Prompt:
Search the material for "APRES" and show all lines that contain it.

— START —

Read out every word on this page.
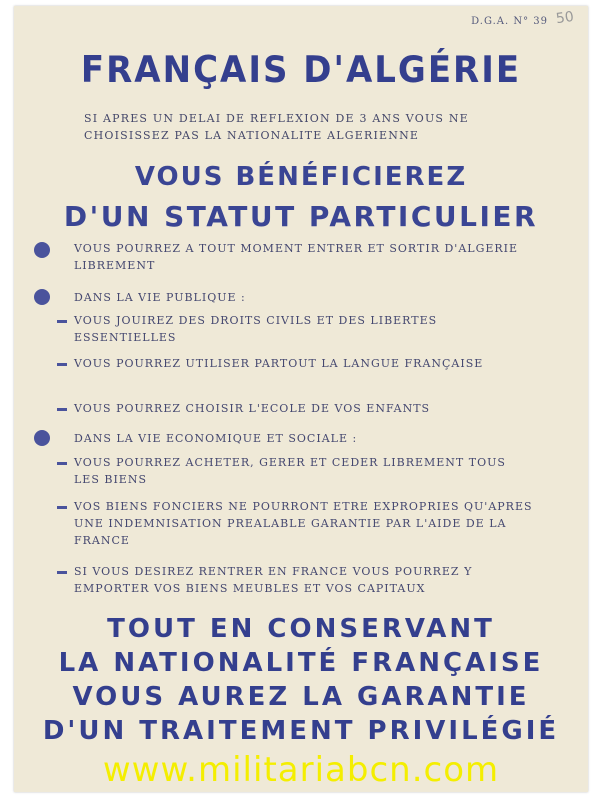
D.G.A. N° 39 50
FRANÇAIS D'ALGÉRIE
SI APRES UN DELAI DE REFLEXION DE 3 ANS VOUS NE CHOISISSEZ PAS LA NATIONALITE ALGERIENNE
VOUS BÉNÉFICIEREZ
D'UN STATUT PARTICULIER
VOUS POURREZ A TOUT MOMENT ENTRER ET SORTIR D'ALGERIE LIBREMENT
DANS LA VIE PUBLIQUE :
VOUS JOUIREZ DES DROITS CIVILS ET DES LIBERTES ESSENTIELLES
VOUS POURREZ UTILISER PARTOUT LA LANGUE FRANÇAISE
VOUS POURREZ CHOISIR L'ECOLE DE VOS ENFANTS
DANS LA VIE ECONOMIQUE ET SOCIALE :
VOUS POURREZ ACHETER, GERER ET CEDER LIBREMENT TOUS LES BIENS
VOS BIENS FONCIERS NE POURRONT ETRE EXPROPRIES QU'APRES UNE INDEMNISATION PREALABLE GARANTIE PAR L'AIDE DE LA FRANCE
SI VOUS DESIREZ RENTRER EN FRANCE VOUS POURREZ Y EMPORTER VOS BIENS MEUBLES ET VOS CAPITAUX
TOUT EN CONSERVANT
LA NATIONALITÉ FRANÇAISE
VOUS AUREZ LA GARANTIE
D'UN TRAITEMENT PRIVILÉGIÉ
www.militariabcn.com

— END —

Exercise result:
SI APRES UN DELAI DE REFLEXION DE 3 ANS VOUS NE CHOISISSEZ PAS LA NATIONALITE ALGERIENNE
VOS BIENS FONCIERS NE POURRONT ETRE EXPROPRIES QU'APRES UNE INDEMNISATION PREALABLE GARANTIE PAR L'AIDE DE LA FRANCE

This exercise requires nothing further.